Dataset entries
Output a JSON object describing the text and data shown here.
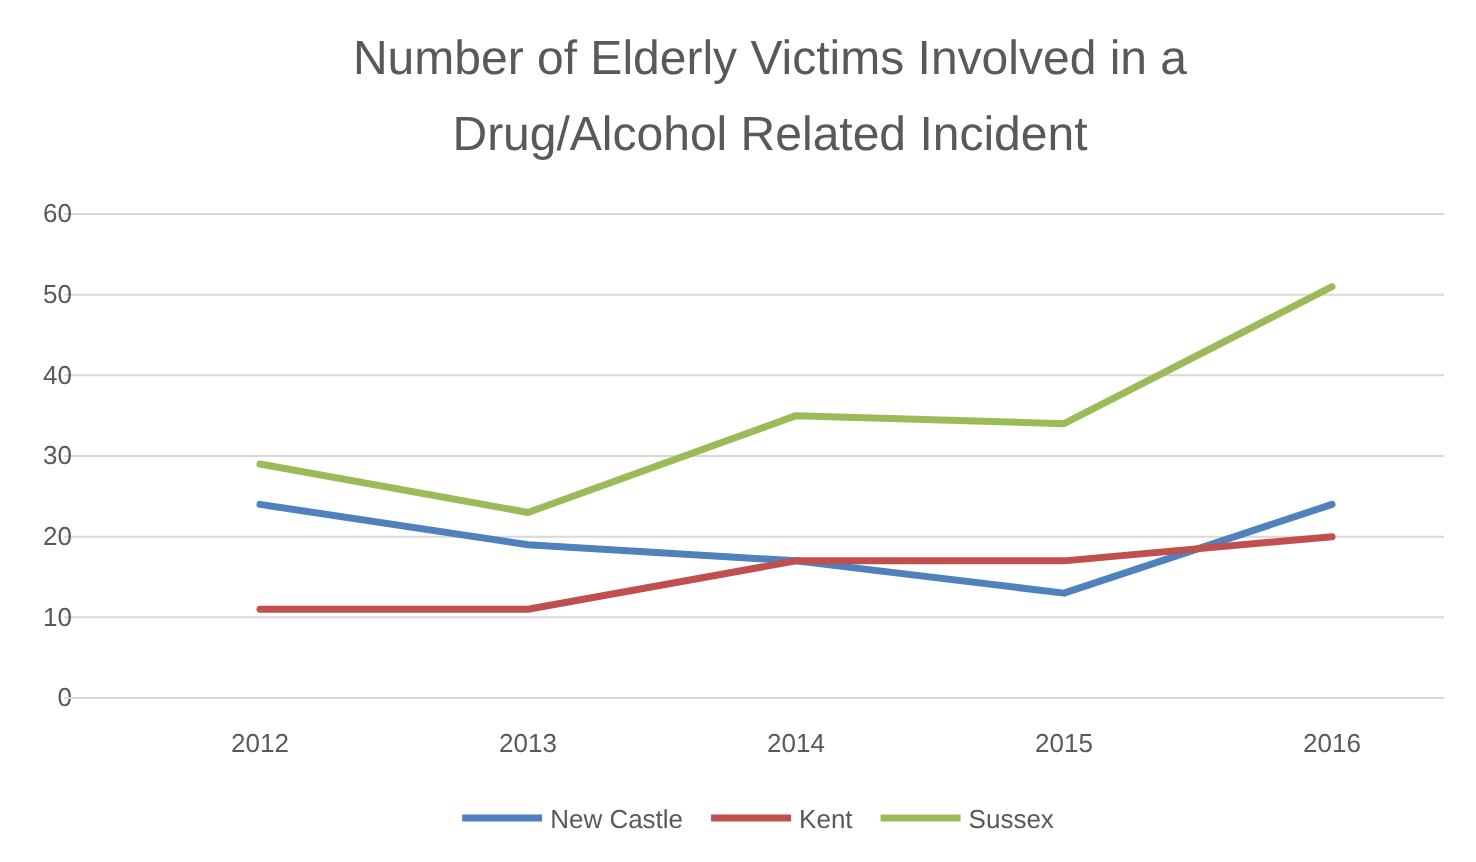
{
  "chart_data": {
    "type": "line",
    "title": "Number of Elderly Victims Involved in a Drug/Alcohol Related Incident",
    "categories": [
      "2012",
      "2013",
      "2014",
      "2015",
      "2016"
    ],
    "series": [
      {
        "name": "New Castle",
        "color": "#4f81bd",
        "values": [
          24,
          19,
          17,
          13,
          24
        ]
      },
      {
        "name": "Kent",
        "color": "#c0504d",
        "values": [
          11,
          11,
          17,
          17,
          20
        ]
      },
      {
        "name": "Sussex",
        "color": "#9bbb59",
        "values": [
          29,
          23,
          35,
          34,
          51
        ]
      }
    ],
    "ylim": [
      0,
      60
    ],
    "yticks": [
      0,
      10,
      20,
      30,
      40,
      50,
      60
    ],
    "grid": "y",
    "legend": "bottom",
    "marker": "none",
    "line_style": "solid"
  }
}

▶ _Task description_:
Quote the full listing above word for word; exclude every picture from the copy.

▶ _Exercise answer_:
Output a JSON object describing the text and data shown here.
{
  "chart_data": {
    "type": "line",
    "title": "Number of Elderly Victims Involved in a Drug/Alcohol Related Incident",
    "categories": [
      "2012",
      "2013",
      "2014",
      "2015",
      "2016"
    ],
    "series": [
      {
        "name": "New Castle",
        "color": "#4f81bd",
        "values": [
          24,
          19,
          17,
          13,
          24
        ]
      },
      {
        "name": "Kent",
        "color": "#c0504d",
        "values": [
          11,
          11,
          17,
          17,
          20
        ]
      },
      {
        "name": "Sussex",
        "color": "#9bbb59",
        "values": [
          29,
          23,
          35,
          34,
          51
        ]
      }
    ],
    "ylim": [
      0,
      60
    ],
    "yticks": [
      0,
      10,
      20,
      30,
      40,
      50,
      60
    ],
    "grid": "y",
    "legend": "bottom",
    "marker": "none",
    "line_style": "solid"
  }
}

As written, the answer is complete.